◆ TASK TO CARRY OUT: Pictures aside, repeat every entry exactly.

◆ INFORMATION PROVIDED:
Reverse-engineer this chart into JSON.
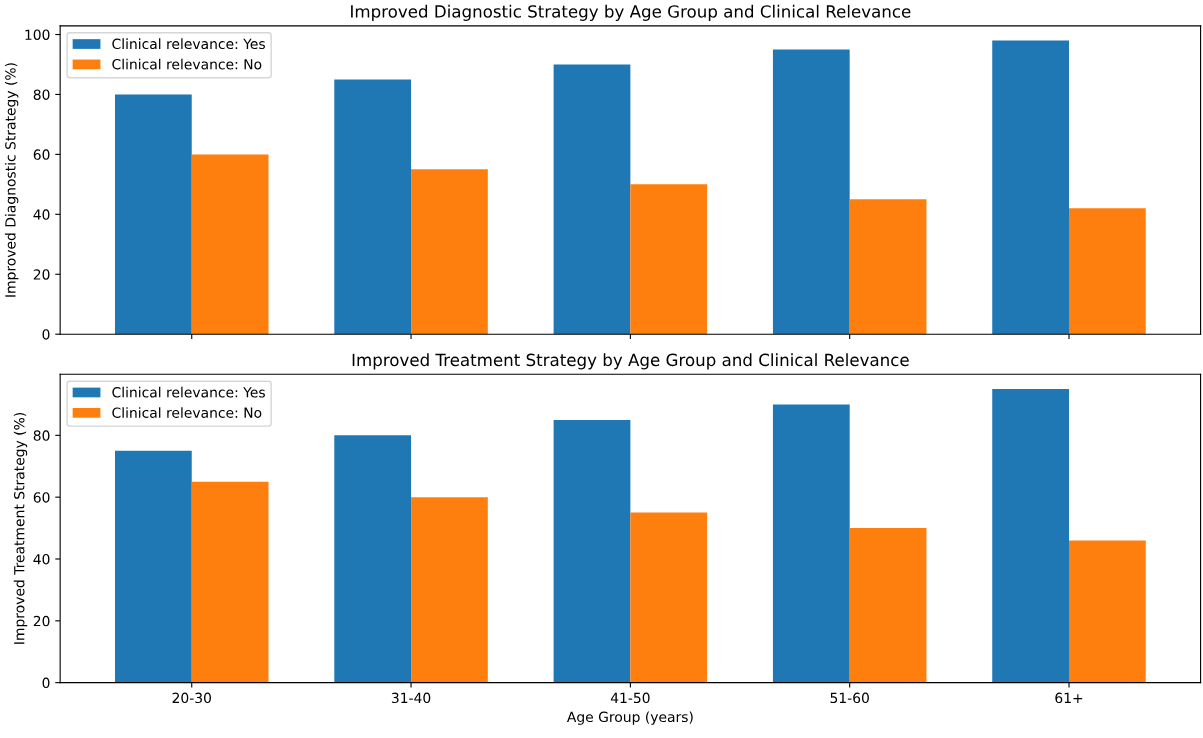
{
  "chart_data": [
    {
      "type": "bar",
      "title": "Improved Diagnostic Strategy by Age Group and Clinical Relevance",
      "ylabel": "Improved Diagnostic Strategy (%)",
      "categories": [
        null,
        null,
        null,
        null,
        null
      ],
      "series": [
        {
          "name": "Clinical relevance: Yes",
          "color": "#1f77b4",
          "values": [
            80,
            85,
            90,
            95,
            98
          ]
        },
        {
          "name": "Clinical relevance: No",
          "color": "#ff7f0e",
          "values": [
            60,
            55,
            50,
            45,
            42
          ]
        }
      ],
      "ylim": [
        0,
        102.9
      ],
      "yticks": [
        0,
        20,
        40,
        60,
        80,
        100
      ],
      "tick_labels": "y",
      "legend": "top left",
      "grid": false
    },
    {
      "type": "bar",
      "title": "Improved Treatment Strategy by Age Group and Clinical Relevance",
      "ylabel": "Improved Treatment Strategy (%)",
      "xlabel": "Age Group (years)",
      "categories": [
        "20-30",
        "31-40",
        "41-50",
        "51-60",
        "61+"
      ],
      "series": [
        {
          "name": "Clinical relevance: Yes",
          "color": "#1f77b4",
          "values": [
            75,
            80,
            85,
            90,
            95
          ]
        },
        {
          "name": "Clinical relevance: No",
          "color": "#ff7f0e",
          "values": [
            65,
            60,
            55,
            50,
            46
          ]
        }
      ],
      "ylim": [
        0,
        99.75
      ],
      "yticks": [
        0,
        20,
        40,
        60,
        80
      ],
      "legend": "top left",
      "grid": false
    }
  ]
}
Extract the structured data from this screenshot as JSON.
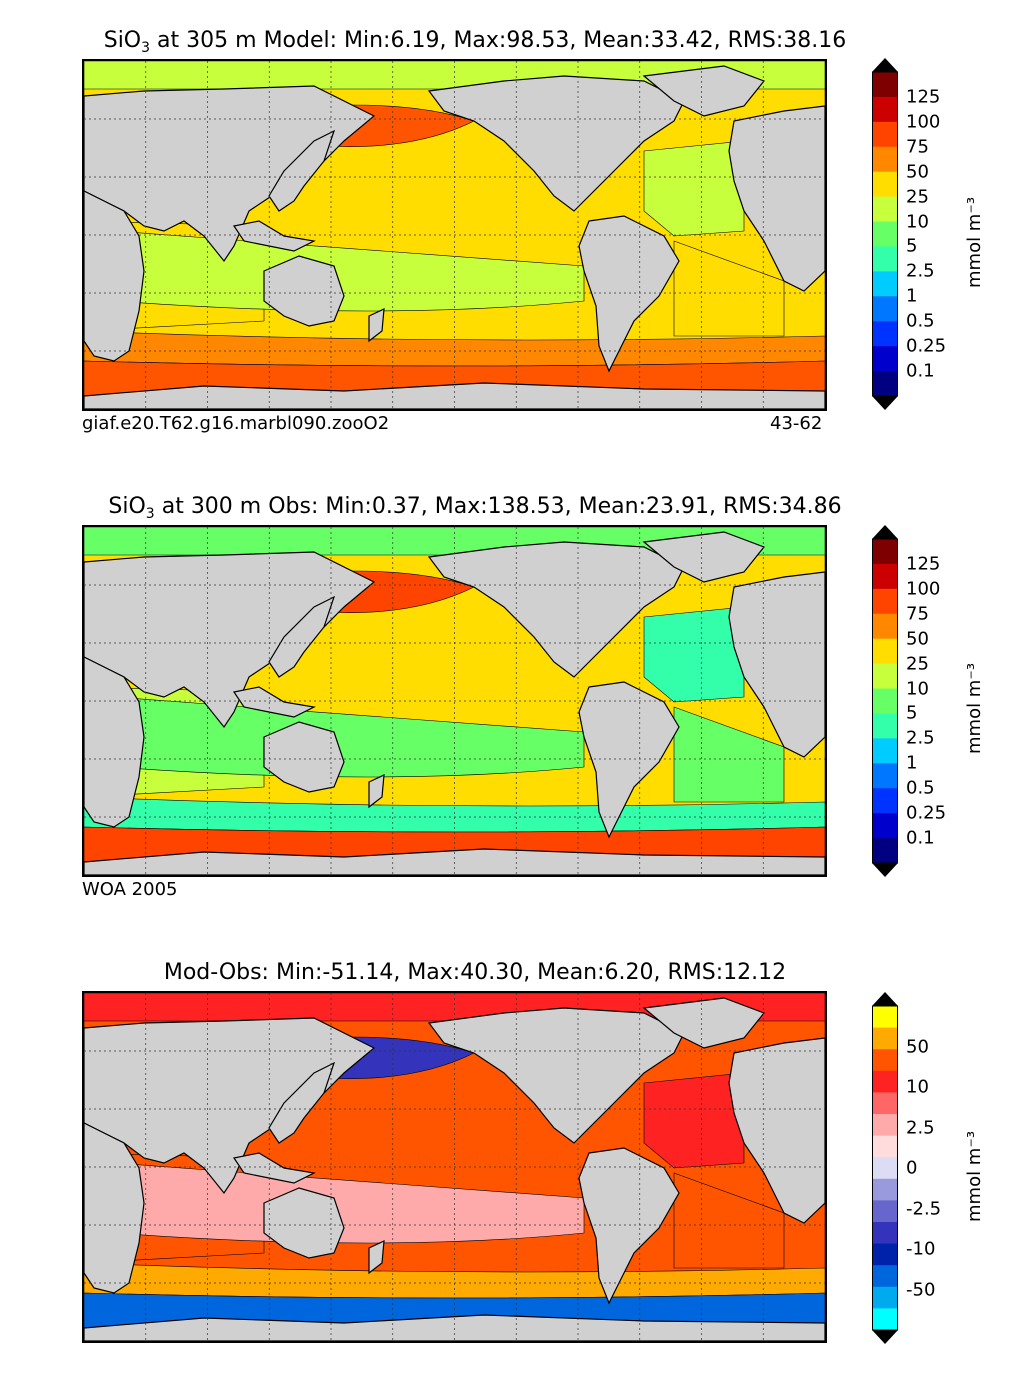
{
  "chart_data": [
    {
      "type": "heatmap",
      "name": "model",
      "title_var": "SiO",
      "title_sub": "3",
      "title_rest": " at 305 m Model: Min:6.19, Max:98.53, Mean:33.42, RMS:38.16",
      "stats": {
        "min": 6.19,
        "max": 98.53,
        "mean": 33.42,
        "rms": 38.16
      },
      "caption_left": "giaf.e20.T62.g16.marbl090.zooO2",
      "caption_right": "43-62",
      "colorbar": {
        "unit": "mmol m⁻³",
        "ticks": [
          "125",
          "100",
          "75",
          "50",
          "25",
          "10",
          "5",
          "2.5",
          "1",
          "0.5",
          "0.25",
          "0.1"
        ],
        "colors": [
          "#7f0000",
          "#cc0000",
          "#ff4400",
          "#ff8800",
          "#ffdd00",
          "#c8ff3c",
          "#66ff66",
          "#33ffaa",
          "#00ccff",
          "#0077ff",
          "#0033ff",
          "#0000cc",
          "#000080"
        ],
        "extend_top": "#000000",
        "extend_bottom": "#000000"
      },
      "field": {
        "polar_north": "#c8ff3c",
        "north_pacific_high": "#ff5500",
        "pacific": "#ffdd00",
        "tropics_band": "#c8ff3c",
        "indian": "#ffdd00",
        "atlantic_north": "#c8ff3c",
        "atlantic_south": "#ffdd00",
        "southern_band": "#ff8800",
        "antarctic": "#ff5500"
      }
    },
    {
      "type": "heatmap",
      "name": "obs",
      "title_var": "SiO",
      "title_sub": "3",
      "title_rest": " at 300 m Obs: Min:0.37, Max:138.53, Mean:23.91, RMS:34.86",
      "stats": {
        "min": 0.37,
        "max": 138.53,
        "mean": 23.91,
        "rms": 34.86
      },
      "caption_left": "WOA 2005",
      "caption_right": "",
      "colorbar": {
        "unit": "mmol m⁻³",
        "ticks": [
          "125",
          "100",
          "75",
          "50",
          "25",
          "10",
          "5",
          "2.5",
          "1",
          "0.5",
          "0.25",
          "0.1"
        ],
        "colors": [
          "#7f0000",
          "#cc0000",
          "#ff4400",
          "#ff8800",
          "#ffdd00",
          "#c8ff3c",
          "#66ff66",
          "#33ffaa",
          "#00ccff",
          "#0077ff",
          "#0033ff",
          "#0000cc",
          "#000080"
        ],
        "extend_top": "#000000",
        "extend_bottom": "#000000"
      },
      "field": {
        "polar_north": "#66ff66",
        "north_pacific_high": "#ff4400",
        "pacific": "#ffdd00",
        "tropics_band": "#66ff66",
        "indian": "#c8ff3c",
        "atlantic_north": "#33ffaa",
        "atlantic_south": "#66ff66",
        "southern_band": "#33ffaa",
        "antarctic": "#ff4400"
      }
    },
    {
      "type": "heatmap",
      "name": "diff",
      "title_var": "",
      "title_sub": "",
      "title_rest": "Mod-Obs: Min:-51.14, Max:40.30, Mean:6.20, RMS:12.12",
      "stats": {
        "min": -51.14,
        "max": 40.3,
        "mean": 6.2,
        "rms": 12.12
      },
      "caption_left": "",
      "caption_right": "",
      "colorbar": {
        "unit": "mmol m⁻³",
        "ticks": [
          "50",
          "10",
          "2.5",
          "0",
          "-2.5",
          "-10",
          "-50"
        ],
        "colors": [
          "#ffff00",
          "#ffaa00",
          "#ff5500",
          "#ff2222",
          "#ff6666",
          "#ffaaaa",
          "#ffdddd",
          "#dcdcf5",
          "#9999dd",
          "#6666cc",
          "#3333bb",
          "#0022aa",
          "#0066dd",
          "#00aaee",
          "#00ffff"
        ],
        "extend_top": "#000000",
        "extend_bottom": "#000000"
      },
      "field": {
        "polar_north": "#ff2222",
        "north_pacific_high": "#3333bb",
        "pacific": "#ff5500",
        "tropics_band": "#ffaaaa",
        "indian": "#ff5500",
        "atlantic_north": "#ff2222",
        "atlantic_south": "#ff5500",
        "southern_band": "#ffaa00",
        "antarctic": "#0066dd"
      }
    }
  ]
}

◆ ANSWER TO THE TASK:
Reverse-engineer this chart into JSON.
{
  "chart_data": [
    {
      "type": "bar",
      "title": "Improved Diagnostic Strategy by Age Group and Clinical Relevance",
      "ylabel": "Improved Diagnostic Strategy (%)",
      "categories": [
        null,
        null,
        null,
        null,
        null
      ],
      "series": [
        {
          "name": "Clinical relevance: Yes",
          "color": "#1f77b4",
          "values": [
            80,
            85,
            90,
            95,
            98
          ]
        },
        {
          "name": "Clinical relevance: No",
          "color": "#ff7f0e",
          "values": [
            60,
            55,
            50,
            45,
            42
          ]
        }
      ],
      "ylim": [
        0,
        102.9
      ],
      "yticks": [
        0,
        20,
        40,
        60,
        80,
        100
      ],
      "tick_labels": "y",
      "legend": "top left",
      "grid": false
    },
    {
      "type": "bar",
      "title": "Improved Treatment Strategy by Age Group and Clinical Relevance",
      "ylabel": "Improved Treatment Strategy (%)",
      "xlabel": "Age Group (years)",
      "categories": [
        "20-30",
        "31-40",
        "41-50",
        "51-60",
        "61+"
      ],
      "series": [
        {
          "name": "Clinical relevance: Yes",
          "color": "#1f77b4",
          "values": [
            75,
            80,
            85,
            90,
            95
          ]
        },
        {
          "name": "Clinical relevance: No",
          "color": "#ff7f0e",
          "values": [
            65,
            60,
            55,
            50,
            46
          ]
        }
      ],
      "ylim": [
        0,
        99.75
      ],
      "yticks": [
        0,
        20,
        40,
        60,
        80
      ],
      "legend": "top left",
      "grid": false
    }
  ]
}
Extract the structured data from this screenshot as JSON.
{
  "chart_data": [
    {
      "type": "heatmap",
      "name": "model",
      "title_var": "SiO",
      "title_sub": "3",
      "title_rest": " at 305 m Model: Min:6.19, Max:98.53, Mean:33.42, RMS:38.16",
      "stats": {
        "min": 6.19,
        "max": 98.53,
        "mean": 33.42,
        "rms": 38.16
      },
      "caption_left": "giaf.e20.T62.g16.marbl090.zooO2",
      "caption_right": "43-62",
      "colorbar": {
        "unit": "mmol m⁻³",
        "ticks": [
          "125",
          "100",
          "75",
          "50",
          "25",
          "10",
          "5",
          "2.5",
          "1",
          "0.5",
          "0.25",
          "0.1"
        ],
        "colors": [
          "#7f0000",
          "#cc0000",
          "#ff4400",
          "#ff8800",
          "#ffdd00",
          "#c8ff3c",
          "#66ff66",
          "#33ffaa",
          "#00ccff",
          "#0077ff",
          "#0033ff",
          "#0000cc",
          "#000080"
        ],
        "extend_top": "#000000",
        "extend_bottom": "#000000"
      },
      "field": {
        "polar_north": "#c8ff3c",
        "north_pacific_high": "#ff5500",
        "pacific": "#ffdd00",
        "tropics_band": "#c8ff3c",
        "indian": "#ffdd00",
        "atlantic_north": "#c8ff3c",
        "atlantic_south": "#ffdd00",
        "southern_band": "#ff8800",
        "antarctic": "#ff5500"
      }
    },
    {
      "type": "heatmap",
      "name": "obs",
      "title_var": "SiO",
      "title_sub": "3",
      "title_rest": " at 300 m Obs: Min:0.37, Max:138.53, Mean:23.91, RMS:34.86",
      "stats": {
        "min": 0.37,
        "max": 138.53,
        "mean": 23.91,
        "rms": 34.86
      },
      "caption_left": "WOA 2005",
      "caption_right": "",
      "colorbar": {
        "unit": "mmol m⁻³",
        "ticks": [
          "125",
          "100",
          "75",
          "50",
          "25",
          "10",
          "5",
          "2.5",
          "1",
          "0.5",
          "0.25",
          "0.1"
        ],
        "colors": [
          "#7f0000",
          "#cc0000",
          "#ff4400",
          "#ff8800",
          "#ffdd00",
          "#c8ff3c",
          "#66ff66",
          "#33ffaa",
          "#00ccff",
          "#0077ff",
          "#0033ff",
          "#0000cc",
          "#000080"
        ],
        "extend_top": "#000000",
        "extend_bottom": "#000000"
      },
      "field": {
        "polar_north": "#66ff66",
        "north_pacific_high": "#ff4400",
        "pacific": "#ffdd00",
        "tropics_band": "#66ff66",
        "indian": "#c8ff3c",
        "atlantic_north": "#33ffaa",
        "atlantic_south": "#66ff66",
        "southern_band": "#33ffaa",
        "antarctic": "#ff4400"
      }
    },
    {
      "type": "heatmap",
      "name": "diff",
      "title_var": "",
      "title_sub": "",
      "title_rest": "Mod-Obs: Min:-51.14, Max:40.30, Mean:6.20, RMS:12.12",
      "stats": {
        "min": -51.14,
        "max": 40.3,
        "mean": 6.2,
        "rms": 12.12
      },
      "caption_left": "",
      "caption_right": "",
      "colorbar": {
        "unit": "mmol m⁻³",
        "ticks": [
          "50",
          "10",
          "2.5",
          "0",
          "-2.5",
          "-10",
          "-50"
        ],
        "colors": [
          "#ffff00",
          "#ffaa00",
          "#ff5500",
          "#ff2222",
          "#ff6666",
          "#ffaaaa",
          "#ffdddd",
          "#dcdcf5",
          "#9999dd",
          "#6666cc",
          "#3333bb",
          "#0022aa",
          "#0066dd",
          "#00aaee",
          "#00ffff"
        ],
        "extend_top": "#000000",
        "extend_bottom": "#000000"
      },
      "field": {
        "polar_north": "#ff2222",
        "north_pacific_high": "#3333bb",
        "pacific": "#ff5500",
        "tropics_band": "#ffaaaa",
        "indian": "#ff5500",
        "atlantic_north": "#ff2222",
        "atlantic_south": "#ff5500",
        "southern_band": "#ffaa00",
        "antarctic": "#0066dd"
      }
    }
  ]
}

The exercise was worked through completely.